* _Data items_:

* * * * *

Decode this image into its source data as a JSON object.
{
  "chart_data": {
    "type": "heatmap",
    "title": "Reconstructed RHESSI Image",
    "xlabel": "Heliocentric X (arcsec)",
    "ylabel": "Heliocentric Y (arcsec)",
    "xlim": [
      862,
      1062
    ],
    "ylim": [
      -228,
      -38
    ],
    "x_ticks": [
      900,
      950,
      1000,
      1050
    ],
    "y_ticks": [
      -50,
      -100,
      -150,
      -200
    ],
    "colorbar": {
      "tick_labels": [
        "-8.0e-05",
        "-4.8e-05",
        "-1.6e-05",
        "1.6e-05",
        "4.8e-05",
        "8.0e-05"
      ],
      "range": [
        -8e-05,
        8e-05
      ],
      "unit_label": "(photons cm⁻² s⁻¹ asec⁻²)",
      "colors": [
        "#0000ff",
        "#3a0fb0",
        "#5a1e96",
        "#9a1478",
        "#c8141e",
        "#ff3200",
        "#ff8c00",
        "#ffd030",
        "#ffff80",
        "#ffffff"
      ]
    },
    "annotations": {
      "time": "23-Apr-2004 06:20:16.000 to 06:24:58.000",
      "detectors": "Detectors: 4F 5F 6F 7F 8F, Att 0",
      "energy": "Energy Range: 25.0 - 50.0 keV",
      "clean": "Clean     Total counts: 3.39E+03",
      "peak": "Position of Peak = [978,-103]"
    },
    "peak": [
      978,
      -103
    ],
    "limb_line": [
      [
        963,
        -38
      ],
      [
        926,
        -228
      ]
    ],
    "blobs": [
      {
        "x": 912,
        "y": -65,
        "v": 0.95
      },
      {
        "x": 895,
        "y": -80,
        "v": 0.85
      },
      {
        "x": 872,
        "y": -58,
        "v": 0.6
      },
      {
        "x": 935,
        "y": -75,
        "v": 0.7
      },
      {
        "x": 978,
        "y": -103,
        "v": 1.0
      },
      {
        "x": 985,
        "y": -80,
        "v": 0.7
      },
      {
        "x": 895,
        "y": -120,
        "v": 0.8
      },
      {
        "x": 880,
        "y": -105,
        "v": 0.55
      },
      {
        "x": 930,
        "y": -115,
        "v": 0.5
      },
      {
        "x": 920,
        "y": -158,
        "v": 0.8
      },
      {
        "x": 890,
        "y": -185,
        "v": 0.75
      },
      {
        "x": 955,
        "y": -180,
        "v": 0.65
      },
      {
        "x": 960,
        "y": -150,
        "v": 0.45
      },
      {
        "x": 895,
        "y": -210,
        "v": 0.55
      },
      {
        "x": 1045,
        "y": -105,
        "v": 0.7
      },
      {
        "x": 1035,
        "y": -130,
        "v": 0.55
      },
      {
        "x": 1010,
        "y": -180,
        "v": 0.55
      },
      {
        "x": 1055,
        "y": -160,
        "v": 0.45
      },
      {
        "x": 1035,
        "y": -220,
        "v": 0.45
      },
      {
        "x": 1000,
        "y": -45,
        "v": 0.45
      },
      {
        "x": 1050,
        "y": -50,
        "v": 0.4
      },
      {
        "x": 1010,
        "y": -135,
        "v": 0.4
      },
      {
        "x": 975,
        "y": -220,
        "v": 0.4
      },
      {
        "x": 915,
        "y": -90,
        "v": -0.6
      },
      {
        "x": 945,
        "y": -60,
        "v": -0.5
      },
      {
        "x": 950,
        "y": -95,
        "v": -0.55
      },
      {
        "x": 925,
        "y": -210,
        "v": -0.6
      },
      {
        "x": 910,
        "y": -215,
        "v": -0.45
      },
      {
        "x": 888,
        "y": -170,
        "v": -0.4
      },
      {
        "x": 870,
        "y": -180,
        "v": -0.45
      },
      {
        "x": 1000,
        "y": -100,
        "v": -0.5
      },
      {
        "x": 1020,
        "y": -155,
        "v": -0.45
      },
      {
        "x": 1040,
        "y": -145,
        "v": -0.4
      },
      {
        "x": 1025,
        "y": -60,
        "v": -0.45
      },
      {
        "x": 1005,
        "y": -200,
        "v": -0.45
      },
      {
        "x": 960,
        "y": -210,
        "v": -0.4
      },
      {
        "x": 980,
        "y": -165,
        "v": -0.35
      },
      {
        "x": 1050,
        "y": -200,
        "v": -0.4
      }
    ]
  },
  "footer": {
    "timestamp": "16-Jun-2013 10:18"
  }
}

* * * * *

* _What the exercise asks_: Type out the material again exactly as presented.

* _Exercise solution_:
Decode this image into its source data as a JSON object.
{
  "chart_data": {
    "type": "heatmap",
    "title": "Reconstructed RHESSI Image",
    "xlabel": "Heliocentric X (arcsec)",
    "ylabel": "Heliocentric Y (arcsec)",
    "xlim": [
      862,
      1062
    ],
    "ylim": [
      -228,
      -38
    ],
    "x_ticks": [
      900,
      950,
      1000,
      1050
    ],
    "y_ticks": [
      -50,
      -100,
      -150,
      -200
    ],
    "colorbar": {
      "tick_labels": [
        "-8.0e-05",
        "-4.8e-05",
        "-1.6e-05",
        "1.6e-05",
        "4.8e-05",
        "8.0e-05"
      ],
      "range": [
        -8e-05,
        8e-05
      ],
      "unit_label": "(photons cm⁻² s⁻¹ asec⁻²)",
      "colors": [
        "#0000ff",
        "#3a0fb0",
        "#5a1e96",
        "#9a1478",
        "#c8141e",
        "#ff3200",
        "#ff8c00",
        "#ffd030",
        "#ffff80",
        "#ffffff"
      ]
    },
    "annotations": {
      "time": "23-Apr-2004 06:20:16.000 to 06:24:58.000",
      "detectors": "Detectors: 4F 5F 6F 7F 8F, Att 0",
      "energy": "Energy Range: 25.0 - 50.0 keV",
      "clean": "Clean     Total counts: 3.39E+03",
      "peak": "Position of Peak = [978,-103]"
    },
    "peak": [
      978,
      -103
    ],
    "limb_line": [
      [
        963,
        -38
      ],
      [
        926,
        -228
      ]
    ],
    "blobs": [
      {
        "x": 912,
        "y": -65,
        "v": 0.95
      },
      {
        "x": 895,
        "y": -80,
        "v": 0.85
      },
      {
        "x": 872,
        "y": -58,
        "v": 0.6
      },
      {
        "x": 935,
        "y": -75,
        "v": 0.7
      },
      {
        "x": 978,
        "y": -103,
        "v": 1.0
      },
      {
        "x": 985,
        "y": -80,
        "v": 0.7
      },
      {
        "x": 895,
        "y": -120,
        "v": 0.8
      },
      {
        "x": 880,
        "y": -105,
        "v": 0.55
      },
      {
        "x": 930,
        "y": -115,
        "v": 0.5
      },
      {
        "x": 920,
        "y": -158,
        "v": 0.8
      },
      {
        "x": 890,
        "y": -185,
        "v": 0.75
      },
      {
        "x": 955,
        "y": -180,
        "v": 0.65
      },
      {
        "x": 960,
        "y": -150,
        "v": 0.45
      },
      {
        "x": 895,
        "y": -210,
        "v": 0.55
      },
      {
        "x": 1045,
        "y": -105,
        "v": 0.7
      },
      {
        "x": 1035,
        "y": -130,
        "v": 0.55
      },
      {
        "x": 1010,
        "y": -180,
        "v": 0.55
      },
      {
        "x": 1055,
        "y": -160,
        "v": 0.45
      },
      {
        "x": 1035,
        "y": -220,
        "v": 0.45
      },
      {
        "x": 1000,
        "y": -45,
        "v": 0.45
      },
      {
        "x": 1050,
        "y": -50,
        "v": 0.4
      },
      {
        "x": 1010,
        "y": -135,
        "v": 0.4
      },
      {
        "x": 975,
        "y": -220,
        "v": 0.4
      },
      {
        "x": 915,
        "y": -90,
        "v": -0.6
      },
      {
        "x": 945,
        "y": -60,
        "v": -0.5
      },
      {
        "x": 950,
        "y": -95,
        "v": -0.55
      },
      {
        "x": 925,
        "y": -210,
        "v": -0.6
      },
      {
        "x": 910,
        "y": -215,
        "v": -0.45
      },
      {
        "x": 888,
        "y": -170,
        "v": -0.4
      },
      {
        "x": 870,
        "y": -180,
        "v": -0.45
      },
      {
        "x": 1000,
        "y": -100,
        "v": -0.5
      },
      {
        "x": 1020,
        "y": -155,
        "v": -0.45
      },
      {
        "x": 1040,
        "y": -145,
        "v": -0.4
      },
      {
        "x": 1025,
        "y": -60,
        "v": -0.45
      },
      {
        "x": 1005,
        "y": -200,
        "v": -0.45
      },
      {
        "x": 960,
        "y": -210,
        "v": -0.4
      },
      {
        "x": 980,
        "y": -165,
        "v": -0.35
      },
      {
        "x": 1050,
        "y": -200,
        "v": -0.4
      }
    ]
  },
  "footer": {
    "timestamp": "16-Jun-2013 10:18"
  }
}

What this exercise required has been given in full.